## Your task
Write out each line from the data below that includes the word "求代数式".

++++++++++

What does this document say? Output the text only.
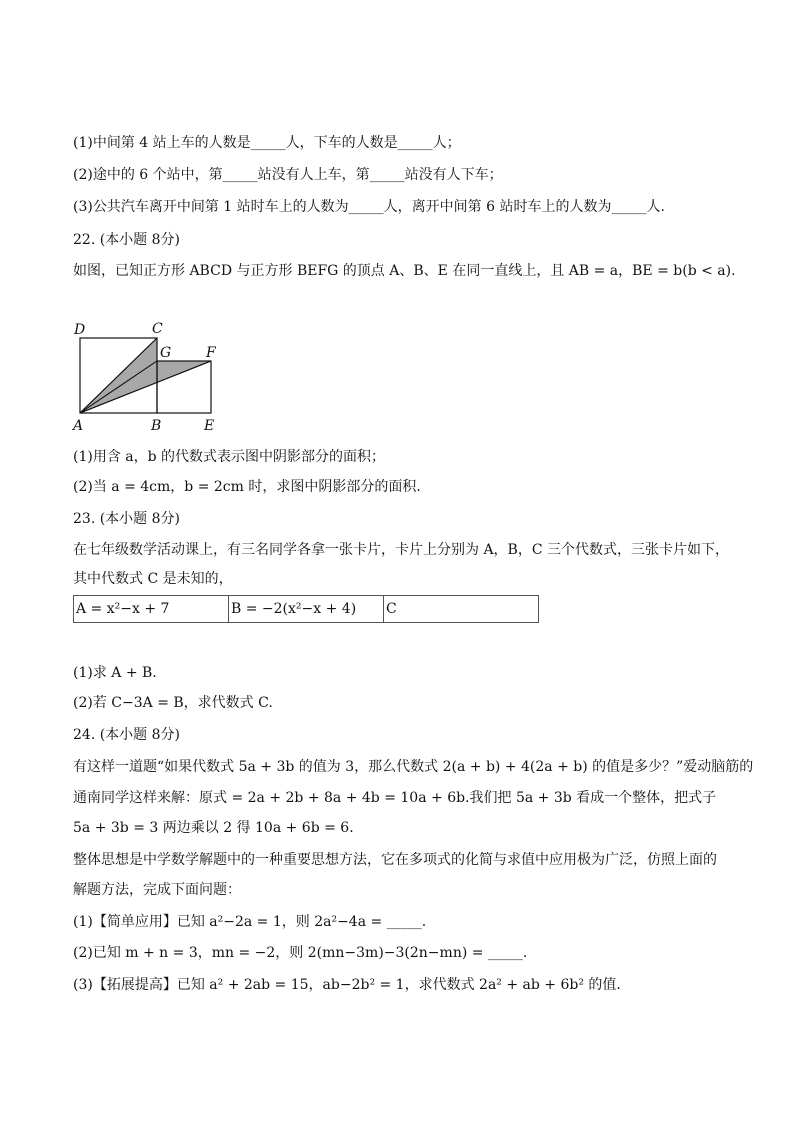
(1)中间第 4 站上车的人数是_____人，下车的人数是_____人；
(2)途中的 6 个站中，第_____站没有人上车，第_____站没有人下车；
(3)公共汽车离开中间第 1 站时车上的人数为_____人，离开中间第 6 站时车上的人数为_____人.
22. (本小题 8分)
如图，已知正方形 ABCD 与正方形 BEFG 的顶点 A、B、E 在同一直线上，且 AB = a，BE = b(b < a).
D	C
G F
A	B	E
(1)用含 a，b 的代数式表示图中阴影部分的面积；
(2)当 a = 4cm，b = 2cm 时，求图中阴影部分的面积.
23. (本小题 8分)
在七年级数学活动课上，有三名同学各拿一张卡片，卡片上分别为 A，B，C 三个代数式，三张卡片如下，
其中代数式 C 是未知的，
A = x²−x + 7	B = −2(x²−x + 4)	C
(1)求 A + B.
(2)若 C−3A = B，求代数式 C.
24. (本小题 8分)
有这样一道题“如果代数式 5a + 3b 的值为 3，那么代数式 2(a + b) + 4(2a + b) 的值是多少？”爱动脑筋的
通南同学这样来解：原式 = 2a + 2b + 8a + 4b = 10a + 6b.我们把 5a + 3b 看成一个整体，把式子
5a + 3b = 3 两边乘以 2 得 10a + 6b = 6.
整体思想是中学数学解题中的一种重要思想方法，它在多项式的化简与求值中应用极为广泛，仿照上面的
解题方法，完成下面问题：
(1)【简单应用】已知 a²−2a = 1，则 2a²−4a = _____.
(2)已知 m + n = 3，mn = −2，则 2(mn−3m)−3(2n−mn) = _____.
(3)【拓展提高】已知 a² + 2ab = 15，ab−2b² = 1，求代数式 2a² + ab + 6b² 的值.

++++++++++

## Response below
(2)若 C−3A = B，求代数式 C.
(3)【拓展提高】已知 a² + 2ab = 15，ab−2b² = 1，求代数式 2a² + ab + 6b² 的值.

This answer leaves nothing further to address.